» WHAT TO DO: In the data below, find every line with the string "document" and pull it out.

--- begin DATA SUPPLIED ---

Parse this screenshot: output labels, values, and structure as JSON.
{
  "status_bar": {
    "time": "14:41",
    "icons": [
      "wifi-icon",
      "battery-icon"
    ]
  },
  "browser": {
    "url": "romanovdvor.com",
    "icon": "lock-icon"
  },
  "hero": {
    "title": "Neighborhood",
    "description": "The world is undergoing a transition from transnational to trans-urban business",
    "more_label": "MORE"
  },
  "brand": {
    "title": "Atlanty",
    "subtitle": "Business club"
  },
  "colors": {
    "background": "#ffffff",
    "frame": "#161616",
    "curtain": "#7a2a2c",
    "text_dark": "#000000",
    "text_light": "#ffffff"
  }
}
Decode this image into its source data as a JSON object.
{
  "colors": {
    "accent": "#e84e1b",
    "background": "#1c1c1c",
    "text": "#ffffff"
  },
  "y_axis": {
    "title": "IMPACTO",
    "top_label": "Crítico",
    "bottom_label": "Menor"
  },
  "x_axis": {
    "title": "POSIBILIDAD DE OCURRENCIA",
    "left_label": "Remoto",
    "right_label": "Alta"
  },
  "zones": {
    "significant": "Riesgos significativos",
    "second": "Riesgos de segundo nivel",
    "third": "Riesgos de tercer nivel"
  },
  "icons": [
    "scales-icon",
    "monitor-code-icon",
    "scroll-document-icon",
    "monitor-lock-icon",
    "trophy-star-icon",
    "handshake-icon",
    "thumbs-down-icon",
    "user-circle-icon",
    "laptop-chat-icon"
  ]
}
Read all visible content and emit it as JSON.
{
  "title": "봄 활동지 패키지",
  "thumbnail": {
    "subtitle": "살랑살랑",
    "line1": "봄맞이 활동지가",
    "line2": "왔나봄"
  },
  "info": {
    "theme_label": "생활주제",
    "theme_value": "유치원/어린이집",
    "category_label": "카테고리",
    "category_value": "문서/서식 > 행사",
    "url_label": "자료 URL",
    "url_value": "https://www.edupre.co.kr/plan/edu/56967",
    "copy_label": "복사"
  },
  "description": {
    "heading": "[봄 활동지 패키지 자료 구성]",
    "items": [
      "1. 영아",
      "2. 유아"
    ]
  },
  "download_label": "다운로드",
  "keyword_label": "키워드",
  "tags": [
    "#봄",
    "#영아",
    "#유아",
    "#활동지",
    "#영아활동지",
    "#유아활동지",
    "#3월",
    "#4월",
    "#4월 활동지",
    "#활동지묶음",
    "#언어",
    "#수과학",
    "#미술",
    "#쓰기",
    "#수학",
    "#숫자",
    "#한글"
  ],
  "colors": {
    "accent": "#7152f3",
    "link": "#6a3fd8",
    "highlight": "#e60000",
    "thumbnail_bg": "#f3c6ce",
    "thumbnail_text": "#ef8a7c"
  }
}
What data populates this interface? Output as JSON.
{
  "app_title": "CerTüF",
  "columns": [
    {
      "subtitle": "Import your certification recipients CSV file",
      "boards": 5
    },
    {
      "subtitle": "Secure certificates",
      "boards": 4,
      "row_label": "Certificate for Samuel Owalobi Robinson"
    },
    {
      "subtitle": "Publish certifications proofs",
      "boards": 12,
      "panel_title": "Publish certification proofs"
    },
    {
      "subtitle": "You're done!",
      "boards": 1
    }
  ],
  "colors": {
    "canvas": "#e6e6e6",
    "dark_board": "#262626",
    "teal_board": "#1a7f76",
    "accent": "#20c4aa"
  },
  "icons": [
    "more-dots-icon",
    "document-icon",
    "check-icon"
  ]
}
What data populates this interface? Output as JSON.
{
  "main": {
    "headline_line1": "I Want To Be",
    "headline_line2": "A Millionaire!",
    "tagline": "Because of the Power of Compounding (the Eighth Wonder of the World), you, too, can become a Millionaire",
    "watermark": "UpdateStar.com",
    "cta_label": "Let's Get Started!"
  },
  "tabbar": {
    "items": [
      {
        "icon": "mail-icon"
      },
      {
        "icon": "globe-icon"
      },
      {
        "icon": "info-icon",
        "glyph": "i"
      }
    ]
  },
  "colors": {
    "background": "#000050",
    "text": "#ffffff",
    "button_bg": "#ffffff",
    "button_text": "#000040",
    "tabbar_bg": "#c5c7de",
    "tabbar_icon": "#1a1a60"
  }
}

--- end DATA SUPPLIED ---

» REPLY TO THE TASK:
    "scroll-document-icon",
    "document-icon",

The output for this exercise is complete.